**WHAT IS REQUIRED:** Go through the records underneath and write each one out again exactly.

* * *

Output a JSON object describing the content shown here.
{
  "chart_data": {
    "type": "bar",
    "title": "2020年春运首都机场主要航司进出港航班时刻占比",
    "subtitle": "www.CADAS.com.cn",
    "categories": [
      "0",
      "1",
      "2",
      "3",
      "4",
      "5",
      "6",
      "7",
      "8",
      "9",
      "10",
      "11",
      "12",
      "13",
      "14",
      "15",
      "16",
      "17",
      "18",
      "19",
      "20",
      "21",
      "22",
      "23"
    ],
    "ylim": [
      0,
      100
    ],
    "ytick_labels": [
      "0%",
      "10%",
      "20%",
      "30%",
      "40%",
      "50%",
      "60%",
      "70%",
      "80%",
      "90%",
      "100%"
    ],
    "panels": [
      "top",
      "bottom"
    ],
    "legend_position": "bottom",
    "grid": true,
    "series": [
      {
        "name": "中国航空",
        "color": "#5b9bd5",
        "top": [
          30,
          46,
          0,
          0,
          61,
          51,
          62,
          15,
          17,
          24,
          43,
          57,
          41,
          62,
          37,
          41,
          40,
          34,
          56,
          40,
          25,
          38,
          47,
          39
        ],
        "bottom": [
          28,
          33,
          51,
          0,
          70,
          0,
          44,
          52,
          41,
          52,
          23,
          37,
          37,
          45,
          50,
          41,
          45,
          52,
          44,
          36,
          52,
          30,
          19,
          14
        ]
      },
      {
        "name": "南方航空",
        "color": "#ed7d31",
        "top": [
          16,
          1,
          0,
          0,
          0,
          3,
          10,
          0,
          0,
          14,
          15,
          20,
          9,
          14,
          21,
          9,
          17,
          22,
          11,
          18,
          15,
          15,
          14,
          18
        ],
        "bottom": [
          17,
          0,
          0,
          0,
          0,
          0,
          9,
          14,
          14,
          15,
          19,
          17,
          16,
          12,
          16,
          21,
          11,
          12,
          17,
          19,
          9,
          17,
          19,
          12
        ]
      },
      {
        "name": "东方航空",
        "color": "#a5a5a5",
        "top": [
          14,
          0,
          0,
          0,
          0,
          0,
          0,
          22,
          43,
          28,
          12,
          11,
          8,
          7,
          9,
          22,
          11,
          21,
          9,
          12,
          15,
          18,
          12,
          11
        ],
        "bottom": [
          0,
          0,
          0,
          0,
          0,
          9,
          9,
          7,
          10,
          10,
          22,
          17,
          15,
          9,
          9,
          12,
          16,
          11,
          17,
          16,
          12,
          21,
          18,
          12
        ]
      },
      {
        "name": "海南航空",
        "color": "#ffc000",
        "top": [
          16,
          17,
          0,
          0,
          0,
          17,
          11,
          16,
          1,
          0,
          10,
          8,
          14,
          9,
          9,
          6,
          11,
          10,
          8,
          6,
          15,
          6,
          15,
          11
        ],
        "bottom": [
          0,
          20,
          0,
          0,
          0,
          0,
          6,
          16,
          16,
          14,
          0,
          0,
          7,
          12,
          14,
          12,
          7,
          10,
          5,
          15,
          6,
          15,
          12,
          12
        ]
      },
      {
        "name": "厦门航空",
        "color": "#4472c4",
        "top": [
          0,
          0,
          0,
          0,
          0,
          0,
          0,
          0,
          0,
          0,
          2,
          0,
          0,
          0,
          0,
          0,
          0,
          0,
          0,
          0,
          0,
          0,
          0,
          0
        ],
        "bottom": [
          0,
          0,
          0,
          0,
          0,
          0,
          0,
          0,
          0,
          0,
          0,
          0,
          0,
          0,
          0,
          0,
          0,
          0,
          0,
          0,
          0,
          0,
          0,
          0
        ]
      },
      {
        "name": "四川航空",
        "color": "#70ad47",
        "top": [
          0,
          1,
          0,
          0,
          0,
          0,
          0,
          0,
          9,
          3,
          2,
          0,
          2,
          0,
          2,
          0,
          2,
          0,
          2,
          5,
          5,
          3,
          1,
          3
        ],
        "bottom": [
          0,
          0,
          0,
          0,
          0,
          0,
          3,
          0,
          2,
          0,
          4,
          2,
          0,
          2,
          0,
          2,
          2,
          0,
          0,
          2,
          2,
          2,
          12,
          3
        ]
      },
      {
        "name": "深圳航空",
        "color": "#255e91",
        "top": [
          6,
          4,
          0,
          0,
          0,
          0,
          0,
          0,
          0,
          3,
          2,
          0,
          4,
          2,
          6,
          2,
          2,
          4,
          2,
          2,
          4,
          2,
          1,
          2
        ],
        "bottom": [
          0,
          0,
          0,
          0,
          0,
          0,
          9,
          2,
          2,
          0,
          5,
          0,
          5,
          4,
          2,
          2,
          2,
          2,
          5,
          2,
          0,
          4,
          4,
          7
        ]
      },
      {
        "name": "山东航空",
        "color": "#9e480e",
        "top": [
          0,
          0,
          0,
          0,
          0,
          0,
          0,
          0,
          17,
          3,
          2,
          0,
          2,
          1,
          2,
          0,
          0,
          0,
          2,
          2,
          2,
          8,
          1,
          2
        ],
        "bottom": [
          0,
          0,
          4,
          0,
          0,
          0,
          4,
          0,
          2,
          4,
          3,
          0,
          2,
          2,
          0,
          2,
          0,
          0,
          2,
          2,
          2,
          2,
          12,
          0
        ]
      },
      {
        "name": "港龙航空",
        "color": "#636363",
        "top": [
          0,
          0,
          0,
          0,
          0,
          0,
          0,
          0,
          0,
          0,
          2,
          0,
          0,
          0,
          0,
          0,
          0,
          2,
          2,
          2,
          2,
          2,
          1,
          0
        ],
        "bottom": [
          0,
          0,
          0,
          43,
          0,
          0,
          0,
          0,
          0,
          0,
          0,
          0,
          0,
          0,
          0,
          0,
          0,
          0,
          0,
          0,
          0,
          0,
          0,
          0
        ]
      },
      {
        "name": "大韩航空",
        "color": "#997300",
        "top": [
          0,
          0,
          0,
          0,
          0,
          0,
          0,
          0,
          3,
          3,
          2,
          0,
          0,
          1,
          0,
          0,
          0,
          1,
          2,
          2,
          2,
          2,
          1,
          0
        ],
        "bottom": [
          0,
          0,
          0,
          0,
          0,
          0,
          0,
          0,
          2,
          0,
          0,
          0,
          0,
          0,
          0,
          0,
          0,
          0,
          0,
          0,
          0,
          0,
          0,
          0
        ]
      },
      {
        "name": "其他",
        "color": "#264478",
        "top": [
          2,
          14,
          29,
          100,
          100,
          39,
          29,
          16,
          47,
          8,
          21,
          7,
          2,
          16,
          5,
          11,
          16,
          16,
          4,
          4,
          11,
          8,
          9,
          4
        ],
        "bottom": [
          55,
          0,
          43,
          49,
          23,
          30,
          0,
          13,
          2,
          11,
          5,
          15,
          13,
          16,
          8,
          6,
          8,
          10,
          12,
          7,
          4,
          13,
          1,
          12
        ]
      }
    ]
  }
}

* * *

**FULL ANSWER:**
Output a JSON object describing the content shown here.
{
  "chart_data": {
    "type": "bar",
    "title": "2020年春运首都机场主要航司进出港航班时刻占比",
    "subtitle": "www.CADAS.com.cn",
    "categories": [
      "0",
      "1",
      "2",
      "3",
      "4",
      "5",
      "6",
      "7",
      "8",
      "9",
      "10",
      "11",
      "12",
      "13",
      "14",
      "15",
      "16",
      "17",
      "18",
      "19",
      "20",
      "21",
      "22",
      "23"
    ],
    "ylim": [
      0,
      100
    ],
    "ytick_labels": [
      "0%",
      "10%",
      "20%",
      "30%",
      "40%",
      "50%",
      "60%",
      "70%",
      "80%",
      "90%",
      "100%"
    ],
    "panels": [
      "top",
      "bottom"
    ],
    "legend_position": "bottom",
    "grid": true,
    "series": [
      {
        "name": "中国航空",
        "color": "#5b9bd5",
        "top": [
          30,
          46,
          0,
          0,
          61,
          51,
          62,
          15,
          17,
          24,
          43,
          57,
          41,
          62,
          37,
          41,
          40,
          34,
          56,
          40,
          25,
          38,
          47,
          39
        ],
        "bottom": [
          28,
          33,
          51,
          0,
          70,
          0,
          44,
          52,
          41,
          52,
          23,
          37,
          37,
          45,
          50,
          41,
          45,
          52,
          44,
          36,
          52,
          30,
          19,
          14
        ]
      },
      {
        "name": "南方航空",
        "color": "#ed7d31",
        "top": [
          16,
          1,
          0,
          0,
          0,
          3,
          10,
          0,
          0,
          14,
          15,
          20,
          9,
          14,
          21,
          9,
          17,
          22,
          11,
          18,
          15,
          15,
          14,
          18
        ],
        "bottom": [
          17,
          0,
          0,
          0,
          0,
          0,
          9,
          14,
          14,
          15,
          19,
          17,
          16,
          12,
          16,
          21,
          11,
          12,
          17,
          19,
          9,
          17,
          19,
          12
        ]
      },
      {
        "name": "东方航空",
        "color": "#a5a5a5",
        "top": [
          14,
          0,
          0,
          0,
          0,
          0,
          0,
          22,
          43,
          28,
          12,
          11,
          8,
          7,
          9,
          22,
          11,
          21,
          9,
          12,
          15,
          18,
          12,
          11
        ],
        "bottom": [
          0,
          0,
          0,
          0,
          0,
          9,
          9,
          7,
          10,
          10,
          22,
          17,
          15,
          9,
          9,
          12,
          16,
          11,
          17,
          16,
          12,
          21,
          18,
          12
        ]
      },
      {
        "name": "海南航空",
        "color": "#ffc000",
        "top": [
          16,
          17,
          0,
          0,
          0,
          17,
          11,
          16,
          1,
          0,
          10,
          8,
          14,
          9,
          9,
          6,
          11,
          10,
          8,
          6,
          15,
          6,
          15,
          11
        ],
        "bottom": [
          0,
          20,
          0,
          0,
          0,
          0,
          6,
          16,
          16,
          14,
          0,
          0,
          7,
          12,
          14,
          12,
          7,
          10,
          5,
          15,
          6,
          15,
          12,
          12
        ]
      },
      {
        "name": "厦门航空",
        "color": "#4472c4",
        "top": [
          0,
          0,
          0,
          0,
          0,
          0,
          0,
          0,
          0,
          0,
          2,
          0,
          0,
          0,
          0,
          0,
          0,
          0,
          0,
          0,
          0,
          0,
          0,
          0
        ],
        "bottom": [
          0,
          0,
          0,
          0,
          0,
          0,
          0,
          0,
          0,
          0,
          0,
          0,
          0,
          0,
          0,
          0,
          0,
          0,
          0,
          0,
          0,
          0,
          0,
          0
        ]
      },
      {
        "name": "四川航空",
        "color": "#70ad47",
        "top": [
          0,
          1,
          0,
          0,
          0,
          0,
          0,
          0,
          9,
          3,
          2,
          0,
          2,
          0,
          2,
          0,
          2,
          0,
          2,
          5,
          5,
          3,
          1,
          3
        ],
        "bottom": [
          0,
          0,
          0,
          0,
          0,
          0,
          3,
          0,
          2,
          0,
          4,
          2,
          0,
          2,
          0,
          2,
          2,
          0,
          0,
          2,
          2,
          2,
          12,
          3
        ]
      },
      {
        "name": "深圳航空",
        "color": "#255e91",
        "top": [
          6,
          4,
          0,
          0,
          0,
          0,
          0,
          0,
          0,
          3,
          2,
          0,
          4,
          2,
          6,
          2,
          2,
          4,
          2,
          2,
          4,
          2,
          1,
          2
        ],
        "bottom": [
          0,
          0,
          0,
          0,
          0,
          0,
          9,
          2,
          2,
          0,
          5,
          0,
          5,
          4,
          2,
          2,
          2,
          2,
          5,
          2,
          0,
          4,
          4,
          7
        ]
      },
      {
        "name": "山东航空",
        "color": "#9e480e",
        "top": [
          0,
          0,
          0,
          0,
          0,
          0,
          0,
          0,
          17,
          3,
          2,
          0,
          2,
          1,
          2,
          0,
          0,
          0,
          2,
          2,
          2,
          8,
          1,
          2
        ],
        "bottom": [
          0,
          0,
          4,
          0,
          0,
          0,
          4,
          0,
          2,
          4,
          3,
          0,
          2,
          2,
          0,
          2,
          0,
          0,
          2,
          2,
          2,
          2,
          12,
          0
        ]
      },
      {
        "name": "港龙航空",
        "color": "#636363",
        "top": [
          0,
          0,
          0,
          0,
          0,
          0,
          0,
          0,
          0,
          0,
          2,
          0,
          0,
          0,
          0,
          0,
          0,
          2,
          2,
          2,
          2,
          2,
          1,
          0
        ],
        "bottom": [
          0,
          0,
          0,
          43,
          0,
          0,
          0,
          0,
          0,
          0,
          0,
          0,
          0,
          0,
          0,
          0,
          0,
          0,
          0,
          0,
          0,
          0,
          0,
          0
        ]
      },
      {
        "name": "大韩航空",
        "color": "#997300",
        "top": [
          0,
          0,
          0,
          0,
          0,
          0,
          0,
          0,
          3,
          3,
          2,
          0,
          0,
          1,
          0,
          0,
          0,
          1,
          2,
          2,
          2,
          2,
          1,
          0
        ],
        "bottom": [
          0,
          0,
          0,
          0,
          0,
          0,
          0,
          0,
          2,
          0,
          0,
          0,
          0,
          0,
          0,
          0,
          0,
          0,
          0,
          0,
          0,
          0,
          0,
          0
        ]
      },
      {
        "name": "其他",
        "color": "#264478",
        "top": [
          2,
          14,
          29,
          100,
          100,
          39,
          29,
          16,
          47,
          8,
          21,
          7,
          2,
          16,
          5,
          11,
          16,
          16,
          4,
          4,
          11,
          8,
          9,
          4
        ],
        "bottom": [
          55,
          0,
          43,
          49,
          23,
          30,
          0,
          13,
          2,
          11,
          5,
          15,
          13,
          16,
          8,
          6,
          8,
          10,
          12,
          7,
          4,
          13,
          1,
          12
        ]
      }
    ]
  }
}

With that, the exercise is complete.